## Input material
┏━━
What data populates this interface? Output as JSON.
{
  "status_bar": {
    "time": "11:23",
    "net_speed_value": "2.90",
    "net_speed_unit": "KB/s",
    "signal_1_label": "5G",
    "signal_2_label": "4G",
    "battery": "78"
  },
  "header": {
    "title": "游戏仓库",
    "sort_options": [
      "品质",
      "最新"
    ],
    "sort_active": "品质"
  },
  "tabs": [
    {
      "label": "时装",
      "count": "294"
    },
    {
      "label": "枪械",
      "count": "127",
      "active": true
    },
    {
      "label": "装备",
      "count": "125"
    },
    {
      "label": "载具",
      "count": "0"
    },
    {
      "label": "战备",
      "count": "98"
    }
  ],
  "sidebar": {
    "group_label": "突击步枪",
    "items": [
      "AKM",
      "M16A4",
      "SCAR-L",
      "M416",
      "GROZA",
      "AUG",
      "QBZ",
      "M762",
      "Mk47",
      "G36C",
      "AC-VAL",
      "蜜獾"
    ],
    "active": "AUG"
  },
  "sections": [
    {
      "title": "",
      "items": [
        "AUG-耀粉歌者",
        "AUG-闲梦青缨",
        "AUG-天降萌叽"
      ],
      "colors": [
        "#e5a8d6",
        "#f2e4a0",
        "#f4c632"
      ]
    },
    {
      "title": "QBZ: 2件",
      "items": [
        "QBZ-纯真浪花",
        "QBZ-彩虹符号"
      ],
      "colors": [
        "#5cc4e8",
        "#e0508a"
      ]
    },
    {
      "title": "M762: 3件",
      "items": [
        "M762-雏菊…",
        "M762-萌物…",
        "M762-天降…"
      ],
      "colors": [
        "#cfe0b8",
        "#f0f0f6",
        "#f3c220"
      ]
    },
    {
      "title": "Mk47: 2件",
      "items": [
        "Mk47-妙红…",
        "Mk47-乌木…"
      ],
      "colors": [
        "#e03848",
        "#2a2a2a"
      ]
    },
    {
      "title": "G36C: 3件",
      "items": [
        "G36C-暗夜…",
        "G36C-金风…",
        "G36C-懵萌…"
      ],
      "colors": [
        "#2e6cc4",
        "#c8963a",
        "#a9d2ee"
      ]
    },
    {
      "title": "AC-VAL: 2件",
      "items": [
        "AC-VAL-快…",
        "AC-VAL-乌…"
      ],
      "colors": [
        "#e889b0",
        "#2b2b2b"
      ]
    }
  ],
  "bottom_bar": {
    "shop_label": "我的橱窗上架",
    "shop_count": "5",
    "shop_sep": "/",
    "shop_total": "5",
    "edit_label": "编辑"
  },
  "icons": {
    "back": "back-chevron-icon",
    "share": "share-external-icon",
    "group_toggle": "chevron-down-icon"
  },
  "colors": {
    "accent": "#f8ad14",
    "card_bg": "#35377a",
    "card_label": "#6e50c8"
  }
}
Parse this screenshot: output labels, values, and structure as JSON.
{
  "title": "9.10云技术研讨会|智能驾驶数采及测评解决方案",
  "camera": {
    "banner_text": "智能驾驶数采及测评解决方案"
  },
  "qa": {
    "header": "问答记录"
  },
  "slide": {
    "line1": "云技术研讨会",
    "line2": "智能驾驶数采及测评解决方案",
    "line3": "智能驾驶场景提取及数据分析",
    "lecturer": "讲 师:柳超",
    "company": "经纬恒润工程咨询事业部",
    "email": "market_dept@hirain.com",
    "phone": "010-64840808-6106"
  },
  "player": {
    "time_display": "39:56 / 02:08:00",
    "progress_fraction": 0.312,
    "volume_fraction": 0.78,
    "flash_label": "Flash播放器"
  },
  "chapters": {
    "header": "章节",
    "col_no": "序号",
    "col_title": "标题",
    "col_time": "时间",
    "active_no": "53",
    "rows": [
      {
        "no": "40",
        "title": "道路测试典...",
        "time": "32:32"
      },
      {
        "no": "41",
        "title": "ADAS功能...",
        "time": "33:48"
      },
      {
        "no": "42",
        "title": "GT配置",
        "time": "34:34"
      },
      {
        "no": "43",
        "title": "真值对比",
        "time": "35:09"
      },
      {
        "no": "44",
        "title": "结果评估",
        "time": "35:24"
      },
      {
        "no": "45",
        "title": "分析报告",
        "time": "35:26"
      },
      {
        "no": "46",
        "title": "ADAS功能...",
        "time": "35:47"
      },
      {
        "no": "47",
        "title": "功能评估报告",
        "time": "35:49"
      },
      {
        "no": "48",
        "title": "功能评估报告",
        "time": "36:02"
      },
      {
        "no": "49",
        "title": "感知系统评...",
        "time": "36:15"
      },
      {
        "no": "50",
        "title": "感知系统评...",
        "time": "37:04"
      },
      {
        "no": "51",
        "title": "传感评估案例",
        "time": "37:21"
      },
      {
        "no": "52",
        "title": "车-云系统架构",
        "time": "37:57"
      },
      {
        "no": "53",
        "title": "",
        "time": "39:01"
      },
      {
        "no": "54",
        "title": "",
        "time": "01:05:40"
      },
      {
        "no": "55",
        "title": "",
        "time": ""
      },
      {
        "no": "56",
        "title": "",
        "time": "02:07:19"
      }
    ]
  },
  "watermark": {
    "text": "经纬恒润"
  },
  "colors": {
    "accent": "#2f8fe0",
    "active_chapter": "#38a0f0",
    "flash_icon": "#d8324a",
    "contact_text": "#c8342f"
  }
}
┗━━
## What the task asks
Copy out the whole listing exactly.

## Task result
What data populates this interface? Output as JSON.
{
  "status_bar": {
    "time": "11:23",
    "net_speed_value": "2.90",
    "net_speed_unit": "KB/s",
    "signal_1_label": "5G",
    "signal_2_label": "4G",
    "battery": "78"
  },
  "header": {
    "title": "游戏仓库",
    "sort_options": [
      "品质",
      "最新"
    ],
    "sort_active": "品质"
  },
  "tabs": [
    {
      "label": "时装",
      "count": "294"
    },
    {
      "label": "枪械",
      "count": "127",
      "active": true
    },
    {
      "label": "装备",
      "count": "125"
    },
    {
      "label": "载具",
      "count": "0"
    },
    {
      "label": "战备",
      "count": "98"
    }
  ],
  "sidebar": {
    "group_label": "突击步枪",
    "items": [
      "AKM",
      "M16A4",
      "SCAR-L",
      "M416",
      "GROZA",
      "AUG",
      "QBZ",
      "M762",
      "Mk47",
      "G36C",
      "AC-VAL",
      "蜜獾"
    ],
    "active": "AUG"
  },
  "sections": [
    {
      "title": "",
      "items": [
        "AUG-耀粉歌者",
        "AUG-闲梦青缨",
        "AUG-天降萌叽"
      ],
      "colors": [
        "#e5a8d6",
        "#f2e4a0",
        "#f4c632"
      ]
    },
    {
      "title": "QBZ: 2件",
      "items": [
        "QBZ-纯真浪花",
        "QBZ-彩虹符号"
      ],
      "colors": [
        "#5cc4e8",
        "#e0508a"
      ]
    },
    {
      "title": "M762: 3件",
      "items": [
        "M762-雏菊…",
        "M762-萌物…",
        "M762-天降…"
      ],
      "colors": [
        "#cfe0b8",
        "#f0f0f6",
        "#f3c220"
      ]
    },
    {
      "title": "Mk47: 2件",
      "items": [
        "Mk47-妙红…",
        "Mk47-乌木…"
      ],
      "colors": [
        "#e03848",
        "#2a2a2a"
      ]
    },
    {
      "title": "G36C: 3件",
      "items": [
        "G36C-暗夜…",
        "G36C-金风…",
        "G36C-懵萌…"
      ],
      "colors": [
        "#2e6cc4",
        "#c8963a",
        "#a9d2ee"
      ]
    },
    {
      "title": "AC-VAL: 2件",
      "items": [
        "AC-VAL-快…",
        "AC-VAL-乌…"
      ],
      "colors": [
        "#e889b0",
        "#2b2b2b"
      ]
    }
  ],
  "bottom_bar": {
    "shop_label": "我的橱窗上架",
    "shop_count": "5",
    "shop_sep": "/",
    "shop_total": "5",
    "edit_label": "编辑"
  },
  "icons": {
    "back": "back-chevron-icon",
    "share": "share-external-icon",
    "group_toggle": "chevron-down-icon"
  },
  "colors": {
    "accent": "#f8ad14",
    "card_bg": "#35377a",
    "card_label": "#6e50c8"
  }
}
Parse this screenshot: output labels, values, and structure as JSON.
{
  "title": "9.10云技术研讨会|智能驾驶数采及测评解决方案",
  "camera": {
    "banner_text": "智能驾驶数采及测评解决方案"
  },
  "qa": {
    "header": "问答记录"
  },
  "slide": {
    "line1": "云技术研讨会",
    "line2": "智能驾驶数采及测评解决方案",
    "line3": "智能驾驶场景提取及数据分析",
    "lecturer": "讲 师:柳超",
    "company": "经纬恒润工程咨询事业部",
    "email": "market_dept@hirain.com",
    "phone": "010-64840808-6106"
  },
  "player": {
    "time_display": "39:56 / 02:08:00",
    "progress_fraction": 0.312,
    "volume_fraction": 0.78,
    "flash_label": "Flash播放器"
  },
  "chapters": {
    "header": "章节",
    "col_no": "序号",
    "col_title": "标题",
    "col_time": "时间",
    "active_no": "53",
    "rows": [
      {
        "no": "40",
        "title": "道路测试典...",
        "time": "32:32"
      },
      {
        "no": "41",
        "title": "ADAS功能...",
        "time": "33:48"
      },
      {
        "no": "42",
        "title": "GT配置",
        "time": "34:34"
      },
      {
        "no": "43",
        "title": "真值对比",
        "time": "35:09"
      },
      {
        "no": "44",
        "title": "结果评估",
        "time": "35:24"
      },
      {
        "no": "45",
        "title": "分析报告",
        "time": "35:26"
      },
      {
        "no": "46",
        "title": "ADAS功能...",
        "time": "35:47"
      },
      {
        "no": "47",
        "title": "功能评估报告",
        "time": "35:49"
      },
      {
        "no": "48",
        "title": "功能评估报告",
        "time": "36:02"
      },
      {
        "no": "49",
        "title": "感知系统评...",
        "time": "36:15"
      },
      {
        "no": "50",
        "title": "感知系统评...",
        "time": "37:04"
      },
      {
        "no": "51",
        "title": "传感评估案例",
        "time": "37:21"
      },
      {
        "no": "52",
        "title": "车-云系统架构",
        "time": "37:57"
      },
      {
        "no": "53",
        "title": "",
        "time": "39:01"
      },
      {
        "no": "54",
        "title": "",
        "time": "01:05:40"
      },
      {
        "no": "55",
        "title": "",
        "time": ""
      },
      {
        "no": "56",
        "title": "",
        "time": "02:07:19"
      }
    ]
  },
  "watermark": {
    "text": "经纬恒润"
  },
  "colors": {
    "accent": "#2f8fe0",
    "active_chapter": "#38a0f0",
    "flash_icon": "#d8324a",
    "contact_text": "#c8342f"
  }
}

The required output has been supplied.